What the task asks:
Set down the records once more, please, exactly and with the pictures left out.

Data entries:
++++++++++++++++++++

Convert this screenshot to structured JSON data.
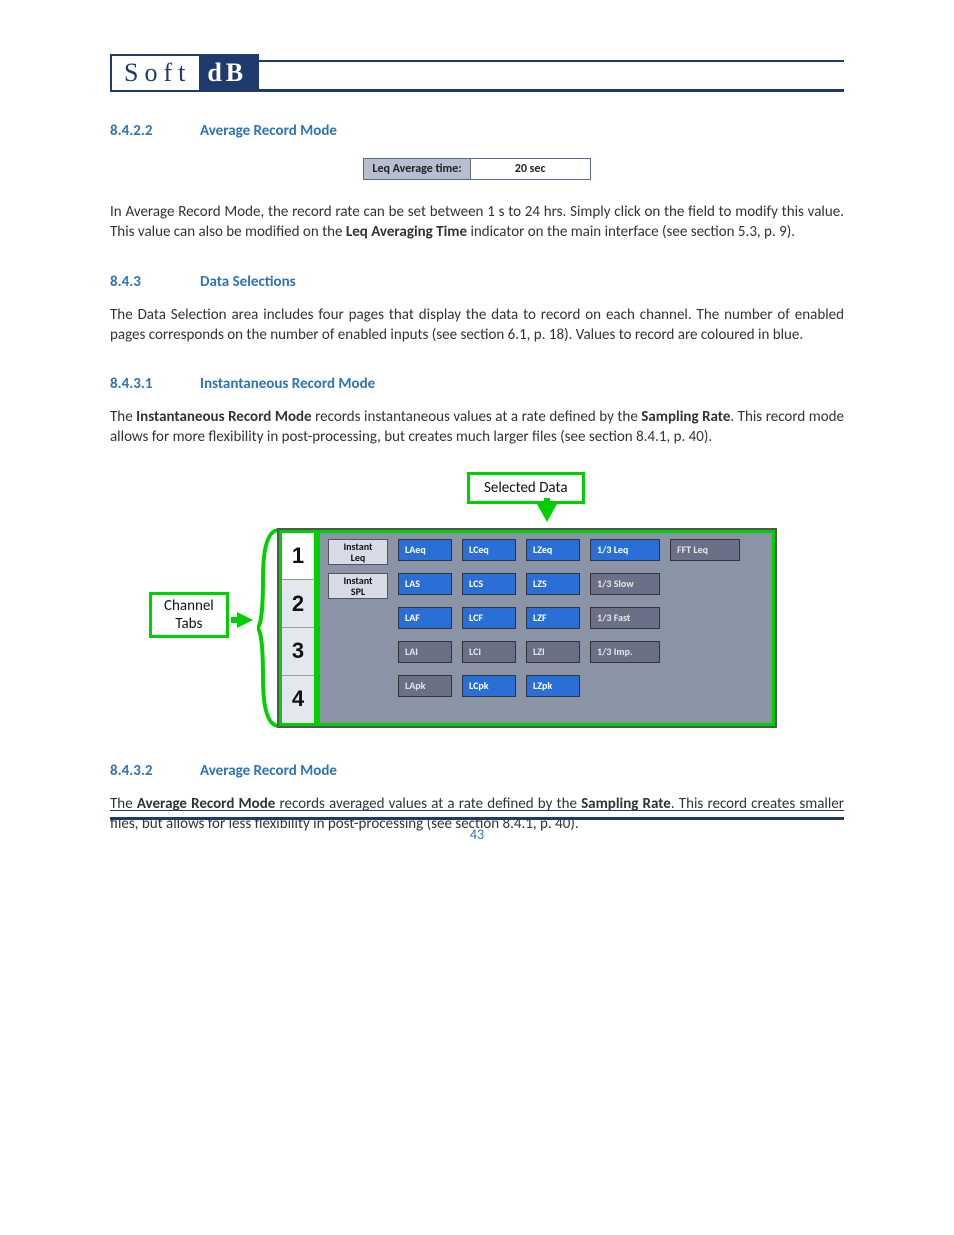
{
  "logo": {
    "left": "Soft",
    "right": "dB"
  },
  "sections": {
    "s8422": {
      "num": "8.4.2.2",
      "title": "Average Record Mode"
    },
    "s843": {
      "num": "8.4.3",
      "title": "Data Selections"
    },
    "s8431": {
      "num": "8.4.3.1",
      "title": "Instantaneous Record Mode"
    },
    "s8432": {
      "num": "8.4.3.2",
      "title": "Average Record Mode"
    }
  },
  "leq": {
    "label": "Leq Average time:",
    "value": "20 sec"
  },
  "para1a": "In Average Record Mode, the record rate can be set between 1 s to 24 hrs. Simply click on the field to modify this value. This value can also be modified on the ",
  "para1_bold": "Leq Averaging Time",
  "para1b": " indicator on the main interface (see section 5.3, p. 9).",
  "para2": "The Data Selection area includes four pages that display the data to record on each channel. The number of enabled pages corresponds on the number of enabled inputs (see section 6.1, p. 18). Values to record are coloured in blue.",
  "para3a": "The ",
  "para3_bold1": "Instantaneous Record Mode",
  "para3b": " records instantaneous values at a rate defined by the ",
  "para3_bold2": "Sampling Rate",
  "para3c": ". This record mode allows for more flexibility in post-processing, but creates much larger files (see section 8.4.1, p. 40).",
  "para4a": "The ",
  "para4_bold1": "Average Record Mode",
  "para4b": " records averaged values at a rate defined by the ",
  "para4_bold2": "Sampling Rate",
  "para4c": ". This record creates smaller files, but allows for less flexibility in post-processing (see section 8.4.1, p. 40).",
  "callouts": {
    "selected": "Selected Data",
    "channel_l1": "Channel",
    "channel_l2": "Tabs"
  },
  "tabs": [
    "1",
    "2",
    "3",
    "4"
  ],
  "rowLabels": {
    "leq": "Instant\nLeq",
    "spl": "Instant\nSPL"
  },
  "chips": {
    "r0": [
      "LAeq",
      "LCeq",
      "LZeq",
      "1/3 Leq",
      "FFT Leq"
    ],
    "r1": [
      "LAS",
      "LCS",
      "LZS",
      "1/3 Slow"
    ],
    "r2": [
      "LAF",
      "LCF",
      "LZF",
      "1/3 Fast"
    ],
    "r3": [
      "LAI",
      "LCI",
      "LZI",
      "1/3 Imp."
    ],
    "r4": [
      "LApk",
      "LCpk",
      "LZpk"
    ]
  },
  "chipColors": {
    "r0": [
      "blue",
      "blue",
      "blue",
      "blue",
      "grey"
    ],
    "r1": [
      "blue",
      "blue",
      "blue",
      "grey"
    ],
    "r2": [
      "blue",
      "blue",
      "blue",
      "grey"
    ],
    "r3": [
      "grey",
      "grey",
      "grey",
      "grey"
    ],
    "r4": [
      "grey",
      "blue",
      "blue"
    ]
  },
  "colors": {
    "brand": "#1f3a6e",
    "heading": "#2e74b5",
    "annot": "#00d000",
    "panel": "#8b93a6",
    "chipBlue": "#2a6fd6",
    "chipGrey": "#6a7186"
  },
  "pageNumber": "43"
}
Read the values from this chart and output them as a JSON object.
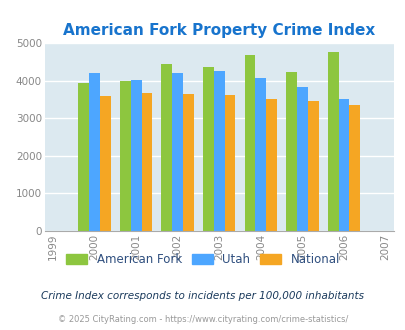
{
  "title": "American Fork Property Crime Index",
  "title_color": "#1874cd",
  "years": [
    1999,
    2000,
    2001,
    2002,
    2003,
    2004,
    2005,
    2006,
    2007
  ],
  "data_years": [
    2000,
    2001,
    2002,
    2003,
    2004,
    2005,
    2006
  ],
  "american_fork": [
    3930,
    3980,
    4430,
    4360,
    4680,
    4220,
    4770
  ],
  "utah": [
    4200,
    4020,
    4200,
    4260,
    4060,
    3840,
    3510
  ],
  "national": [
    3600,
    3670,
    3640,
    3610,
    3510,
    3450,
    3340
  ],
  "bar_colors": {
    "american_fork": "#8dc63f",
    "utah": "#4da6ff",
    "national": "#f5a623"
  },
  "plot_bg": "#dce9f0",
  "ylim": [
    0,
    5000
  ],
  "yticks": [
    0,
    1000,
    2000,
    3000,
    4000,
    5000
  ],
  "legend_labels": [
    "American Fork",
    "Utah",
    "National"
  ],
  "legend_text_color": "#2f4f7f",
  "footnote1": "Crime Index corresponds to incidents per 100,000 inhabitants",
  "footnote1_color": "#1a3a5c",
  "footnote2": "© 2025 CityRating.com - https://www.cityrating.com/crime-statistics/",
  "footnote2_color": "#999999",
  "grid_color": "#ffffff"
}
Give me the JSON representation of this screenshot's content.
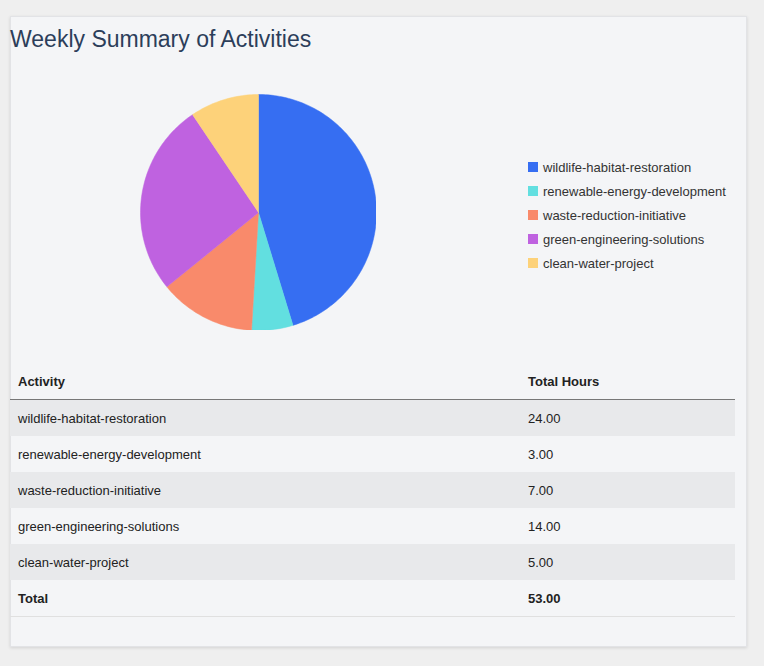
{
  "chart_data": {
    "type": "pie",
    "title": "Weekly Summary of Activities",
    "categories": [
      "wildlife-habitat-restoration",
      "renewable-energy-development",
      "waste-reduction-initiative",
      "green-engineering-solutions",
      "clean-water-project"
    ],
    "values": [
      24,
      3,
      7,
      14,
      5
    ],
    "colors": [
      "#366ef2",
      "#62dfe0",
      "#f98a6b",
      "#bf62e0",
      "#fdd27a"
    ],
    "legend": "right"
  },
  "table": {
    "header": [
      "Activity",
      "Total Hours"
    ],
    "rows": [
      [
        "wildlife-habitat-restoration",
        "24.00"
      ],
      [
        "renewable-energy-development",
        "3.00"
      ],
      [
        "waste-reduction-initiative",
        "7.00"
      ],
      [
        "green-engineering-solutions",
        "14.00"
      ],
      [
        "clean-water-project",
        "5.00"
      ]
    ],
    "total": [
      "Total",
      "53.00"
    ]
  }
}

++++++++++++++++++++

Solution for this problem:
Convert this screenshot to structured JSON data.
{
  "logo": {
    "left": "Soft",
    "right": "dB"
  },
  "sections": {
    "s8422": {
      "num": "8.4.2.2",
      "title": "Average Record Mode"
    },
    "s843": {
      "num": "8.4.3",
      "title": "Data Selections"
    },
    "s8431": {
      "num": "8.4.3.1",
      "title": "Instantaneous Record Mode"
    },
    "s8432": {
      "num": "8.4.3.2",
      "title": "Average Record Mode"
    }
  },
  "leq": {
    "label": "Leq Average time:",
    "value": "20 sec"
  },
  "para1a": "In Average Record Mode, the record rate can be set between 1 s to 24 hrs. Simply click on the field to modify this value. This value can also be modified on the ",
  "para1_bold": "Leq Averaging Time",
  "para1b": " indicator on the main interface (see section 5.3, p. 9).",
  "para2": "The Data Selection area includes four pages that display the data to record on each channel. The number of enabled pages corresponds on the number of enabled inputs (see section 6.1, p. 18). Values to record are coloured in blue.",
  "para3a": "The ",
  "para3_bold1": "Instantaneous Record Mode",
  "para3b": " records instantaneous values at a rate defined by the ",
  "para3_bold2": "Sampling Rate",
  "para3c": ". This record mode allows for more flexibility in post-processing, but creates much larger files (see section 8.4.1, p. 40).",
  "para4a": "The ",
  "para4_bold1": "Average Record Mode",
  "para4b": " records averaged values at a rate defined by the ",
  "para4_bold2": "Sampling Rate",
  "para4c": ". This record creates smaller files, but allows for less flexibility in post-processing (see section 8.4.1, p. 40).",
  "callouts": {
    "selected": "Selected Data",
    "channel_l1": "Channel",
    "channel_l2": "Tabs"
  },
  "tabs": [
    "1",
    "2",
    "3",
    "4"
  ],
  "rowLabels": {
    "leq": "Instant\nLeq",
    "spl": "Instant\nSPL"
  },
  "chips": {
    "r0": [
      "LAeq",
      "LCeq",
      "LZeq",
      "1/3 Leq",
      "FFT Leq"
    ],
    "r1": [
      "LAS",
      "LCS",
      "LZS",
      "1/3 Slow"
    ],
    "r2": [
      "LAF",
      "LCF",
      "LZF",
      "1/3 Fast"
    ],
    "r3": [
      "LAI",
      "LCI",
      "LZI",
      "1/3 Imp."
    ],
    "r4": [
      "LApk",
      "LCpk",
      "LZpk"
    ]
  },
  "chipColors": {
    "r0": [
      "blue",
      "blue",
      "blue",
      "blue",
      "grey"
    ],
    "r1": [
      "blue",
      "blue",
      "blue",
      "grey"
    ],
    "r2": [
      "blue",
      "blue",
      "blue",
      "grey"
    ],
    "r3": [
      "grey",
      "grey",
      "grey",
      "grey"
    ],
    "r4": [
      "grey",
      "blue",
      "blue"
    ]
  },
  "colors": {
    "brand": "#1f3a6e",
    "heading": "#2e74b5",
    "annot": "#00d000",
    "panel": "#8b93a6",
    "chipBlue": "#2a6fd6",
    "chipGrey": "#6a7186"
  },
  "pageNumber": "43"
}
Read the values from this chart and output them as a JSON object.
{
  "title": "American Fork Property Crime Index",
  "title_color": "#1874cd",
  "years": [
    1999,
    2000,
    2001,
    2002,
    2003,
    2004,
    2005,
    2006,
    2007
  ],
  "data_years": [
    2000,
    2001,
    2002,
    2003,
    2004,
    2005,
    2006
  ],
  "american_fork": [
    3930,
    3980,
    4430,
    4360,
    4680,
    4220,
    4770
  ],
  "utah": [
    4200,
    4020,
    4200,
    4260,
    4060,
    3840,
    3510
  ],
  "national": [
    3600,
    3670,
    3640,
    3610,
    3510,
    3450,
    3340
  ],
  "bar_colors": {
    "american_fork": "#8dc63f",
    "utah": "#4da6ff",
    "national": "#f5a623"
  },
  "plot_bg": "#dce9f0",
  "ylim": [
    0,
    5000
  ],
  "yticks": [
    0,
    1000,
    2000,
    3000,
    4000,
    5000
  ],
  "legend_labels": [
    "American Fork",
    "Utah",
    "National"
  ],
  "legend_text_color": "#2f4f7f",
  "footnote1": "Crime Index corresponds to incidents per 100,000 inhabitants",
  "footnote1_color": "#1a3a5c",
  "footnote2": "© 2025 CityRating.com - https://www.cityrating.com/crime-statistics/",
  "footnote2_color": "#999999",
  "grid_color": "#ffffff"
}
Give me the JSON representation of this screenshot's content.
{
  "chart_data": {
    "type": "pie",
    "title": "Weekly Summary of Activities",
    "categories": [
      "wildlife-habitat-restoration",
      "renewable-energy-development",
      "waste-reduction-initiative",
      "green-engineering-solutions",
      "clean-water-project"
    ],
    "values": [
      24,
      3,
      7,
      14,
      5
    ],
    "colors": [
      "#366ef2",
      "#62dfe0",
      "#f98a6b",
      "#bf62e0",
      "#fdd27a"
    ],
    "legend": "right"
  },
  "table": {
    "header": [
      "Activity",
      "Total Hours"
    ],
    "rows": [
      [
        "wildlife-habitat-restoration",
        "24.00"
      ],
      [
        "renewable-energy-development",
        "3.00"
      ],
      [
        "waste-reduction-initiative",
        "7.00"
      ],
      [
        "green-engineering-solutions",
        "14.00"
      ],
      [
        "clean-water-project",
        "5.00"
      ]
    ],
    "total": [
      "Total",
      "53.00"
    ]
  }
}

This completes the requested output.